Deep dive: the (in)stability of op-amps

A closer look at op-amp feedback loops and the stability criteria for circuits that use them.

This article assumes some familiarity with signal amplification and the knowledge of basic op-amp circuits. If you need a refresher, start here.

In a recent write-up on photodiodes, I mentioned that adding a shunt capacitance to the ground in an op-amp’s feedback loop can spell trouble: it might cause ringing, sustained oscillations, or excessive gain.

At the time, I didn’t really explain is why. It’s easy to offer a hand-wavy answer, but the mechanics of amplifier feedback loops are worth a closer look. Alas, in most other articles, the underlying theory is usually presented in cryptic ways. You’re either getting sucked into the discussion of zeroes and poles of complex-number transfer functions, or into obtuse jargon along the lines of this snippet from Analog Devices:

"The amplifier’s stability in a circuit is determined by the noise gain, not the signal gain."

If you’re scratching your head about this sentence, you’re not alone. What does “noise” have to do with stability? How do you set that noise gain? Can you find the value in the spec? What is even going on?…

These abstractions make some sense in the context of specific mathematical models, but they are not particularly intuitive. In today’s article, let’s talk about feedback loops in a more accessible way. We’ll get to the same results, but hopefully in a less confusing way.

Back to the basics: the open-loop amplifier

Before we get into the weeds, let’s revisit the following rudimentary op-amp circuit:

An open-loop single-supply amplifier. All figures by author.

Once more, my hope is that you already know the basic behavior of an op-amp, but in brief: it takes the difference between the two input voltages, amplifies that by some very large number (open-loop gain, A_OL), and then outputs the amplified difference as another voltage. Strictly speaking, the output is typically referenced to the midpoint between the power supply rails — let’s call it V_mid — so a more precise theoretical model is:

\(V_{out} = V_{mid} + (V_{in+} - V_{in-}) \cdot A_{OL} \)

This is the only thing the chip does. Despite the confusing terminology we use to describe op-amp circuits, the IC never pays attention to absolute input voltages, and it can’t be configured to have any other gain by attaching some resistors or other components to its pins.

In literature, it’s sometimes asserted that an “ideal” op-amp has A_OL= ∞. You can find this in Texas Instruments manuals and in some otherwise good books. Forget it: this breaks the underlying math. Op-amps, ideal or not, behave understandably only if the gain is finite.

## [GIVEN EXERCISE 1]
Please write out the stretch of the op-amp stability article from "Deep dive: the" through "or excessive gain.".
## [GIVEN EXERCISE 2]
According to the op-amp stability article, why should the claim that an "ideal" op-amp has A_OL= ∞ be dismissed?

## [DATA EXTRACT]
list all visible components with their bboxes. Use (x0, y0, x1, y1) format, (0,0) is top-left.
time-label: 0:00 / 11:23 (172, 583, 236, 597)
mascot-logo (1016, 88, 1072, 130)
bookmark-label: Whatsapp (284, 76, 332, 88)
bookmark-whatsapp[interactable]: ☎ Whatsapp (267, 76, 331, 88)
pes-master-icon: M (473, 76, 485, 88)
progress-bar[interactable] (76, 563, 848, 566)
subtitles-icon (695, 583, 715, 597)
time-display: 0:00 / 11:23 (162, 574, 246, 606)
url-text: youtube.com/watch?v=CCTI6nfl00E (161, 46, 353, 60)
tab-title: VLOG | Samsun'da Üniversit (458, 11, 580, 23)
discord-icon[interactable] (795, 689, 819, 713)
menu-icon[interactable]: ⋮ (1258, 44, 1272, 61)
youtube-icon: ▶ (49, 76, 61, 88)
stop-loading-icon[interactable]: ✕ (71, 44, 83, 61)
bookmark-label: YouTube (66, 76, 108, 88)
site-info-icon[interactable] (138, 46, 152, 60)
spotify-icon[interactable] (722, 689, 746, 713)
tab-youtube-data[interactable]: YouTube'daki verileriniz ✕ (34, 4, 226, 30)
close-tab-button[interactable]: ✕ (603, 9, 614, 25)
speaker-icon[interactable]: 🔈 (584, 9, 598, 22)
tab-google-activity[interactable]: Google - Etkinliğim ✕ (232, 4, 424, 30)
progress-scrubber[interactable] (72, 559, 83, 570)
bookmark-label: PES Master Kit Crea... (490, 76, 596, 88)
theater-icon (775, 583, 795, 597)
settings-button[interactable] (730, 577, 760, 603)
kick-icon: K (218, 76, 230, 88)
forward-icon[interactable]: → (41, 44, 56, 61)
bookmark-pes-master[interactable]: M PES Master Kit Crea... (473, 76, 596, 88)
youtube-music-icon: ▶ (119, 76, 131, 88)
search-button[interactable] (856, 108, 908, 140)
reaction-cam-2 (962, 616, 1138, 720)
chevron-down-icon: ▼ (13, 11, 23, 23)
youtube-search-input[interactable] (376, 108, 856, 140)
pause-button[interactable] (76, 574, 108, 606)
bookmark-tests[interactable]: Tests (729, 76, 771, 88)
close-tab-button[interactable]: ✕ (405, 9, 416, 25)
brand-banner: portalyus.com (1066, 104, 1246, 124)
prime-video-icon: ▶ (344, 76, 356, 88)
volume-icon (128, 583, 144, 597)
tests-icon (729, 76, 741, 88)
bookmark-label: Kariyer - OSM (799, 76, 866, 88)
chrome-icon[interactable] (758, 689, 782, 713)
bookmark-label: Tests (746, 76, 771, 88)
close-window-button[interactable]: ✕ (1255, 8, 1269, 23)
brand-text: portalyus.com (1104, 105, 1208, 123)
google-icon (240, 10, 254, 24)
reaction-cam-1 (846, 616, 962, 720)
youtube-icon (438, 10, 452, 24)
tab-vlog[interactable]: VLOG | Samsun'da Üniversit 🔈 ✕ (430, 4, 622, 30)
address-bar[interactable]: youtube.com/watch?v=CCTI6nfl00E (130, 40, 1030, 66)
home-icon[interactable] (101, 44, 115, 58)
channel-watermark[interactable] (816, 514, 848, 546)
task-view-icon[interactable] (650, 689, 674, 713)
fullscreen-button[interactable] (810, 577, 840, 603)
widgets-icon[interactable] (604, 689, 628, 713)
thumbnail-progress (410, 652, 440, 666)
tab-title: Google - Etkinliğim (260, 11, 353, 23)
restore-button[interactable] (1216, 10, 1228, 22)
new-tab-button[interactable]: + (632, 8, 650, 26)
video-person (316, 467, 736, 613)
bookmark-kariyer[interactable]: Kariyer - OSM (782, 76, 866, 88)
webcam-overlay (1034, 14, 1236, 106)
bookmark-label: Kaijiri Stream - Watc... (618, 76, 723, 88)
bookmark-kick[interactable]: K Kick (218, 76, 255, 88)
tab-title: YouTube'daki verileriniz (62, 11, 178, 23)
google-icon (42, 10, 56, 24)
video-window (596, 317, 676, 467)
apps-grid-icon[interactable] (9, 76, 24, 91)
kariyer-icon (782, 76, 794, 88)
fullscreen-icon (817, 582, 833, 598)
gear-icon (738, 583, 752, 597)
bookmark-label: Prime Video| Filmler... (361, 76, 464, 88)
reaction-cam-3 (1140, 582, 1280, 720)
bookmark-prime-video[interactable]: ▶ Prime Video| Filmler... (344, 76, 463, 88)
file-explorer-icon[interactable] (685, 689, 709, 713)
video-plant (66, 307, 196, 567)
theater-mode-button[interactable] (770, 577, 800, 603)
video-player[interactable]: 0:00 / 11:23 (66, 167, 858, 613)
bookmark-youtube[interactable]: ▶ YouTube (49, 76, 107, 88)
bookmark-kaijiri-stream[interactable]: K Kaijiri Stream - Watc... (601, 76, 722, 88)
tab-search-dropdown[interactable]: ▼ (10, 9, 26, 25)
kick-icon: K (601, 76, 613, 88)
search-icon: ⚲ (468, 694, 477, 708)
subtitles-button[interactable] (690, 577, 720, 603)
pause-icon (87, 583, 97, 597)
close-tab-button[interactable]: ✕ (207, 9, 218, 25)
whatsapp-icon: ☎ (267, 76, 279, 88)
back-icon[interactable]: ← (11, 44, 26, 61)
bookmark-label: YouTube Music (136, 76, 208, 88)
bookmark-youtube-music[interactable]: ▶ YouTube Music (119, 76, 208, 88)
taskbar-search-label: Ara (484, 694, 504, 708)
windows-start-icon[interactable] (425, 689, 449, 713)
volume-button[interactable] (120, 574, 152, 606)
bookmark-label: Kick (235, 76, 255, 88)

## [SOLUTION 1]
Deep dive: the (in)stability of op-amps

A closer look at op-amp feedback loops and the stability criteria for circuits that use them.

This article assumes some familiarity with signal amplification and the knowledge of basic op-amp circuits. If you need a refresher, start here.

In a recent write-up on photodiodes, I mentioned that adding a shunt capacitance to the ground in an op-amp’s feedback loop can spell trouble: it might cause ringing, sustained oscillations, or excessive gain.

## [SOLUTION 2]
That claim breaks the underlying math. Op-amps, ideal or not, behave understandably only if the gain is finite.